## Aim:
List each line holding the string "favor".

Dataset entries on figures

========================================================================

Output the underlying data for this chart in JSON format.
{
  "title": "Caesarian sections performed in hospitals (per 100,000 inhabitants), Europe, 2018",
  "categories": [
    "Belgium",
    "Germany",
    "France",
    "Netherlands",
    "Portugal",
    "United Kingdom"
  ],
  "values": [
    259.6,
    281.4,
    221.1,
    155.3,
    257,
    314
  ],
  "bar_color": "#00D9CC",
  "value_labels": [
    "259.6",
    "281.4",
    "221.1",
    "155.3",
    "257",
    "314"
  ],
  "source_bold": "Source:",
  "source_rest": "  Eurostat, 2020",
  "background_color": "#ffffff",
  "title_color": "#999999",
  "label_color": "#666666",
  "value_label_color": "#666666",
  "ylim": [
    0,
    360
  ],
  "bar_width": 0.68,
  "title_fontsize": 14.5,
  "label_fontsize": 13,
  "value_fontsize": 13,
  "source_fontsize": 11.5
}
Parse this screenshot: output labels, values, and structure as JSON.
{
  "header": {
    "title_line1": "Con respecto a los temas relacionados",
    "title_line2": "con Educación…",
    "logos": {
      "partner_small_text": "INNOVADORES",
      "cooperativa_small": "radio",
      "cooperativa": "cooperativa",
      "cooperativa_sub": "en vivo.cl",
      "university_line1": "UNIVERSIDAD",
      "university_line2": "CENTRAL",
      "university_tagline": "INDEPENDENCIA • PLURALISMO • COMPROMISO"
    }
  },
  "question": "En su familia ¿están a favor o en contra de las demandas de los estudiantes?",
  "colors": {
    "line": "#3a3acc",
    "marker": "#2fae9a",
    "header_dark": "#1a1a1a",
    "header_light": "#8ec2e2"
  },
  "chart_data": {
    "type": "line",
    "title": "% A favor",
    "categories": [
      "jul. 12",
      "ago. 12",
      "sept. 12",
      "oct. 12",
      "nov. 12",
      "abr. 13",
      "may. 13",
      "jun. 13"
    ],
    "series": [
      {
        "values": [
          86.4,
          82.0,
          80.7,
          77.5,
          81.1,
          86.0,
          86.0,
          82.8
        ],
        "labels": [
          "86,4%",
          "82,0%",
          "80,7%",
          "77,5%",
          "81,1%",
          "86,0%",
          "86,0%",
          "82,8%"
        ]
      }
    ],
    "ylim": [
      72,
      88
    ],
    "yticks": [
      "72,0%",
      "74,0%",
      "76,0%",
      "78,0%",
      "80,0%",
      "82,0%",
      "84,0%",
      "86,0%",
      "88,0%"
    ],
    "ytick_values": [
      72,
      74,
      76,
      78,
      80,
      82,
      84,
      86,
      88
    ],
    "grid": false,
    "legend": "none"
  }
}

========================================================================

## Finished task:
  "question": "En su familia ¿están a favor o en contra de las demandas de los estudiantes?",
    "title": "% A favor",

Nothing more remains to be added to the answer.